The records below hold pictures; please leave those out and retype the rest exactly.

(Dataset records)
..........
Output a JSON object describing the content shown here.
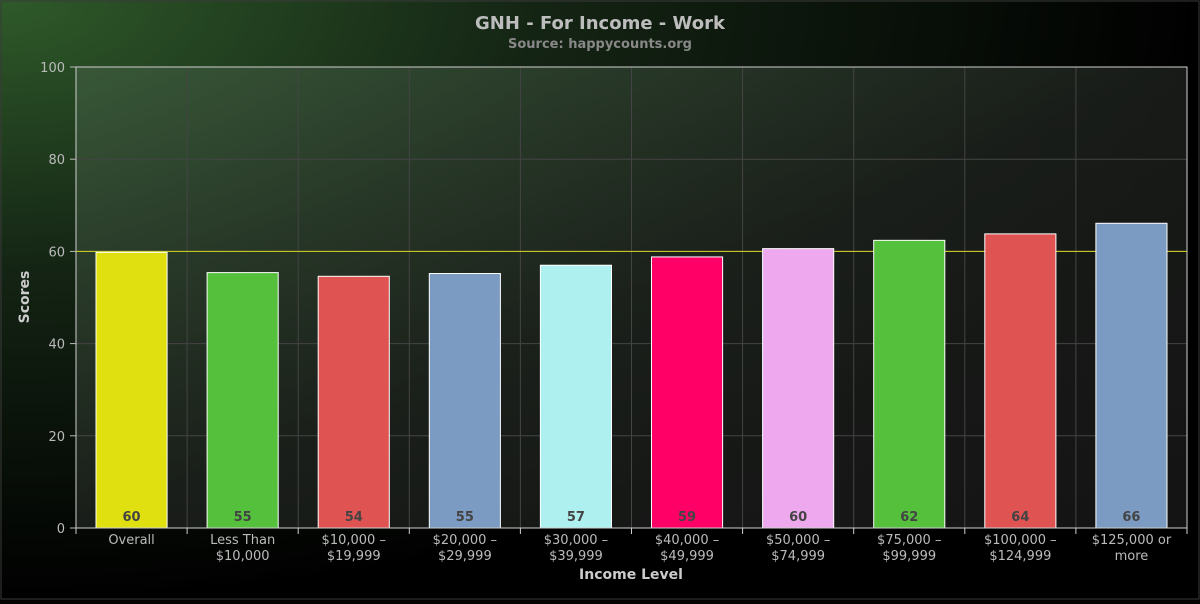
{
  "chart_data": {
    "type": "bar",
    "title": "GNH - For Income - Work",
    "subtitle": "Source: happycounts.org",
    "xlabel": "Income Level",
    "ylabel": "Scores",
    "ylim": [
      0,
      100
    ],
    "yticks": [
      0,
      20,
      40,
      60,
      80,
      100
    ],
    "grid": true,
    "reference_line": 60,
    "categories": [
      [
        "Overall"
      ],
      [
        "Less Than",
        "$10,000"
      ],
      [
        "$10,000 –",
        "$19,999"
      ],
      [
        "$20,000 –",
        "$29,999"
      ],
      [
        "$30,000 –",
        "$39,999"
      ],
      [
        "$40,000 –",
        "$49,999"
      ],
      [
        "$50,000 –",
        "$74,999"
      ],
      [
        "$75,000 –",
        "$99,999"
      ],
      [
        "$100,000 –",
        "$124,999"
      ],
      [
        "$125,000 or",
        "more"
      ]
    ],
    "values": [
      59.8,
      55.4,
      54.6,
      55.2,
      57.0,
      58.8,
      60.6,
      62.4,
      63.8,
      66.1
    ],
    "value_labels": [
      "60",
      "55",
      "54",
      "55",
      "57",
      "59",
      "60",
      "62",
      "64",
      "66"
    ],
    "colors": [
      "#e0e010",
      "#54c03c",
      "#e05353",
      "#7b9bc2",
      "#aef0ef",
      "#ff0066",
      "#eda8ee",
      "#54c03c",
      "#e05353",
      "#7b9bc2"
    ]
  }
}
..........
### REPLY
Output a JSON object describing the content shown here.
{
  "chart_data": {
    "type": "bar",
    "title": "GNH - For Income - Work",
    "subtitle": "Source: happycounts.org",
    "xlabel": "Income Level",
    "ylabel": "Scores",
    "ylim": [
      0,
      100
    ],
    "yticks": [
      0,
      20,
      40,
      60,
      80,
      100
    ],
    "grid": true,
    "reference_line": 60,
    "categories": [
      [
        "Overall"
      ],
      [
        "Less Than",
        "$10,000"
      ],
      [
        "$10,000 –",
        "$19,999"
      ],
      [
        "$20,000 –",
        "$29,999"
      ],
      [
        "$30,000 –",
        "$39,999"
      ],
      [
        "$40,000 –",
        "$49,999"
      ],
      [
        "$50,000 –",
        "$74,999"
      ],
      [
        "$75,000 –",
        "$99,999"
      ],
      [
        "$100,000 –",
        "$124,999"
      ],
      [
        "$125,000 or",
        "more"
      ]
    ],
    "values": [
      59.8,
      55.4,
      54.6,
      55.2,
      57.0,
      58.8,
      60.6,
      62.4,
      63.8,
      66.1
    ],
    "value_labels": [
      "60",
      "55",
      "54",
      "55",
      "57",
      "59",
      "60",
      "62",
      "64",
      "66"
    ],
    "colors": [
      "#e0e010",
      "#54c03c",
      "#e05353",
      "#7b9bc2",
      "#aef0ef",
      "#ff0066",
      "#eda8ee",
      "#54c03c",
      "#e05353",
      "#7b9bc2"
    ]
  }
}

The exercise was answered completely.